**AIM**:
Print the listing below in its entirety, character for character.

** Start of ENTRIES SUPPLIED **

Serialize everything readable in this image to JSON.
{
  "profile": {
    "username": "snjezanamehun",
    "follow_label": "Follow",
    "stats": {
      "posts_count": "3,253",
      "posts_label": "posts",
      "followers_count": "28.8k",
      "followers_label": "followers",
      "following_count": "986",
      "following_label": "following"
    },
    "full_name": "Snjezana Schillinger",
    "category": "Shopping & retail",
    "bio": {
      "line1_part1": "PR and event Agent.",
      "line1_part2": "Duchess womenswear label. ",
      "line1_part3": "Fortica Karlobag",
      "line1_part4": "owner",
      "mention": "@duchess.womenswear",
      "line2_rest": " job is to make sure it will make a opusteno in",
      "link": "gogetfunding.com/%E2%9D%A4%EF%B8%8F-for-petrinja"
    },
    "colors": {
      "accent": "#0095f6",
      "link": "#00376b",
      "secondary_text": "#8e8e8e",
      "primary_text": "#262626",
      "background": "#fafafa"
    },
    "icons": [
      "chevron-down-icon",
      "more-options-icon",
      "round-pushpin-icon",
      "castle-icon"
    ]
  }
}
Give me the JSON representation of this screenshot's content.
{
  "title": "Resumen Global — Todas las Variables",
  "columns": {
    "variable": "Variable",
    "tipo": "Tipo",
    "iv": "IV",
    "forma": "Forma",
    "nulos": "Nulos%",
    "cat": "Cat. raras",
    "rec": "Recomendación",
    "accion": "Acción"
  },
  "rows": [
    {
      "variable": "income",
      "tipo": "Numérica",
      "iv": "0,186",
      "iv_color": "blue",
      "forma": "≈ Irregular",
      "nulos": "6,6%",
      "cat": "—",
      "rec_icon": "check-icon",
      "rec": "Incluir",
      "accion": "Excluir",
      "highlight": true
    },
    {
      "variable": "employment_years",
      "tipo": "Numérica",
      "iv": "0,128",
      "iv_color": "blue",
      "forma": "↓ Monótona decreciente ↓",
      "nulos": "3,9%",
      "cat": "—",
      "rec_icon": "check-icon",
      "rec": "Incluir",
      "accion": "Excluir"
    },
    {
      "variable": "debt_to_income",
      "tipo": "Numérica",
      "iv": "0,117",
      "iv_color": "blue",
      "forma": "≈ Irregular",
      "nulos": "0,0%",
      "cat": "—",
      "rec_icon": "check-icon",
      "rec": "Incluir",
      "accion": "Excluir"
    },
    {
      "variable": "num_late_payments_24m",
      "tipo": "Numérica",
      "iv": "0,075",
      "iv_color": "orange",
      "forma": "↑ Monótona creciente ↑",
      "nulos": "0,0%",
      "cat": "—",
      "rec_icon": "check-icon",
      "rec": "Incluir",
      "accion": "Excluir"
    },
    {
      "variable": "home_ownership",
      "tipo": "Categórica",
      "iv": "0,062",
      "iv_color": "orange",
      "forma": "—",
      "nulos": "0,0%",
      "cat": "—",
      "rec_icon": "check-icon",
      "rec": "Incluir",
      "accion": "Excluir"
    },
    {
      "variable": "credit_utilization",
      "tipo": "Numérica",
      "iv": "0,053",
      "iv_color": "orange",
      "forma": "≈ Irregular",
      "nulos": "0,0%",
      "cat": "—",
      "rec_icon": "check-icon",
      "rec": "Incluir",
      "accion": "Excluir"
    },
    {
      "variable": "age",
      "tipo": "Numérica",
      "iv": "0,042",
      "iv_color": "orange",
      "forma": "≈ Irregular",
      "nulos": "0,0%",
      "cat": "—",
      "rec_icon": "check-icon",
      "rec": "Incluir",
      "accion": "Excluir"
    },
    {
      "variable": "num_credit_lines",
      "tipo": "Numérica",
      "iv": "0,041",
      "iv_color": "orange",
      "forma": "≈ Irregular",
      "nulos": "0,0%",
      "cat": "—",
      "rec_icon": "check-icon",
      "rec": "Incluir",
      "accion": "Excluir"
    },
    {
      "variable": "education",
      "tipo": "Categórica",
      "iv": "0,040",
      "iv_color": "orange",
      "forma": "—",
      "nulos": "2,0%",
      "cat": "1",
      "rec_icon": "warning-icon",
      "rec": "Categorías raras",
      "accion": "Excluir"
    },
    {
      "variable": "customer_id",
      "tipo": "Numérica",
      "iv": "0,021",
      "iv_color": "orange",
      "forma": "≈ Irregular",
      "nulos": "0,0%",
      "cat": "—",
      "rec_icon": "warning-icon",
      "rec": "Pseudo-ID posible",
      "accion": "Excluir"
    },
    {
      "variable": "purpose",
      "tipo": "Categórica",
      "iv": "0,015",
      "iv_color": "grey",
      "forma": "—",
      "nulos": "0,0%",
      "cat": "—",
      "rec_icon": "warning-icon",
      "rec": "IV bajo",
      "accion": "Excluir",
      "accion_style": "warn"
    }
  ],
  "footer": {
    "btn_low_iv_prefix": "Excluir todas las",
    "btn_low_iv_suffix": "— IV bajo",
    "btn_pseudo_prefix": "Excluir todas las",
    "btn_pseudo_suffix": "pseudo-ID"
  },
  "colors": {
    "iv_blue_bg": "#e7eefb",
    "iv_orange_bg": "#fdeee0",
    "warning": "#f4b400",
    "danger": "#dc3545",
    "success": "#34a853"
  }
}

** End of ENTRIES SUPPLIED **

**EXERCISE OUTPUT**:
Serialize everything readable in this image to JSON.
{
  "profile": {
    "username": "snjezanamehun",
    "follow_label": "Follow",
    "stats": {
      "posts_count": "3,253",
      "posts_label": "posts",
      "followers_count": "28.8k",
      "followers_label": "followers",
      "following_count": "986",
      "following_label": "following"
    },
    "full_name": "Snjezana Schillinger",
    "category": "Shopping & retail",
    "bio": {
      "line1_part1": "PR and event Agent.",
      "line1_part2": "Duchess womenswear label. ",
      "line1_part3": "Fortica Karlobag",
      "line1_part4": "owner",
      "mention": "@duchess.womenswear",
      "line2_rest": " job is to make sure it will make a opusteno in",
      "link": "gogetfunding.com/%E2%9D%A4%EF%B8%8F-for-petrinja"
    },
    "colors": {
      "accent": "#0095f6",
      "link": "#00376b",
      "secondary_text": "#8e8e8e",
      "primary_text": "#262626",
      "background": "#fafafa"
    },
    "icons": [
      "chevron-down-icon",
      "more-options-icon",
      "round-pushpin-icon",
      "castle-icon"
    ]
  }
}
Give me the JSON representation of this screenshot's content.
{
  "title": "Resumen Global — Todas las Variables",
  "columns": {
    "variable": "Variable",
    "tipo": "Tipo",
    "iv": "IV",
    "forma": "Forma",
    "nulos": "Nulos%",
    "cat": "Cat. raras",
    "rec": "Recomendación",
    "accion": "Acción"
  },
  "rows": [
    {
      "variable": "income",
      "tipo": "Numérica",
      "iv": "0,186",
      "iv_color": "blue",
      "forma": "≈ Irregular",
      "nulos": "6,6%",
      "cat": "—",
      "rec_icon": "check-icon",
      "rec": "Incluir",
      "accion": "Excluir",
      "highlight": true
    },
    {
      "variable": "employment_years",
      "tipo": "Numérica",
      "iv": "0,128",
      "iv_color": "blue",
      "forma": "↓ Monótona decreciente ↓",
      "nulos": "3,9%",
      "cat": "—",
      "rec_icon": "check-icon",
      "rec": "Incluir",
      "accion": "Excluir"
    },
    {
      "variable": "debt_to_income",
      "tipo": "Numérica",
      "iv": "0,117",
      "iv_color": "blue",
      "forma": "≈ Irregular",
      "nulos": "0,0%",
      "cat": "—",
      "rec_icon": "check-icon",
      "rec": "Incluir",
      "accion": "Excluir"
    },
    {
      "variable": "num_late_payments_24m",
      "tipo": "Numérica",
      "iv": "0,075",
      "iv_color": "orange",
      "forma": "↑ Monótona creciente ↑",
      "nulos": "0,0%",
      "cat": "—",
      "rec_icon": "check-icon",
      "rec": "Incluir",
      "accion": "Excluir"
    },
    {
      "variable": "home_ownership",
      "tipo": "Categórica",
      "iv": "0,062",
      "iv_color": "orange",
      "forma": "—",
      "nulos": "0,0%",
      "cat": "—",
      "rec_icon": "check-icon",
      "rec": "Incluir",
      "accion": "Excluir"
    },
    {
      "variable": "credit_utilization",
      "tipo": "Numérica",
      "iv": "0,053",
      "iv_color": "orange",
      "forma": "≈ Irregular",
      "nulos": "0,0%",
      "cat": "—",
      "rec_icon": "check-icon",
      "rec": "Incluir",
      "accion": "Excluir"
    },
    {
      "variable": "age",
      "tipo": "Numérica",
      "iv": "0,042",
      "iv_color": "orange",
      "forma": "≈ Irregular",
      "nulos": "0,0%",
      "cat": "—",
      "rec_icon": "check-icon",
      "rec": "Incluir",
      "accion": "Excluir"
    },
    {
      "variable": "num_credit_lines",
      "tipo": "Numérica",
      "iv": "0,041",
      "iv_color": "orange",
      "forma": "≈ Irregular",
      "nulos": "0,0%",
      "cat": "—",
      "rec_icon": "check-icon",
      "rec": "Incluir",
      "accion": "Excluir"
    },
    {
      "variable": "education",
      "tipo": "Categórica",
      "iv": "0,040",
      "iv_color": "orange",
      "forma": "—",
      "nulos": "2,0%",
      "cat": "1",
      "rec_icon": "warning-icon",
      "rec": "Categorías raras",
      "accion": "Excluir"
    },
    {
      "variable": "customer_id",
      "tipo": "Numérica",
      "iv": "0,021",
      "iv_color": "orange",
      "forma": "≈ Irregular",
      "nulos": "0,0%",
      "cat": "—",
      "rec_icon": "warning-icon",
      "rec": "Pseudo-ID posible",
      "accion": "Excluir"
    },
    {
      "variable": "purpose",
      "tipo": "Categórica",
      "iv": "0,015",
      "iv_color": "grey",
      "forma": "—",
      "nulos": "0,0%",
      "cat": "—",
      "rec_icon": "warning-icon",
      "rec": "IV bajo",
      "accion": "Excluir",
      "accion_style": "warn"
    }
  ],
  "footer": {
    "btn_low_iv_prefix": "Excluir todas las",
    "btn_low_iv_suffix": "— IV bajo",
    "btn_pseudo_prefix": "Excluir todas las",
    "btn_pseudo_suffix": "pseudo-ID"
  },
  "colors": {
    "iv_blue_bg": "#e7eefb",
    "iv_orange_bg": "#fdeee0",
    "warning": "#f4b400",
    "danger": "#dc3545",
    "success": "#34a853"
  }
}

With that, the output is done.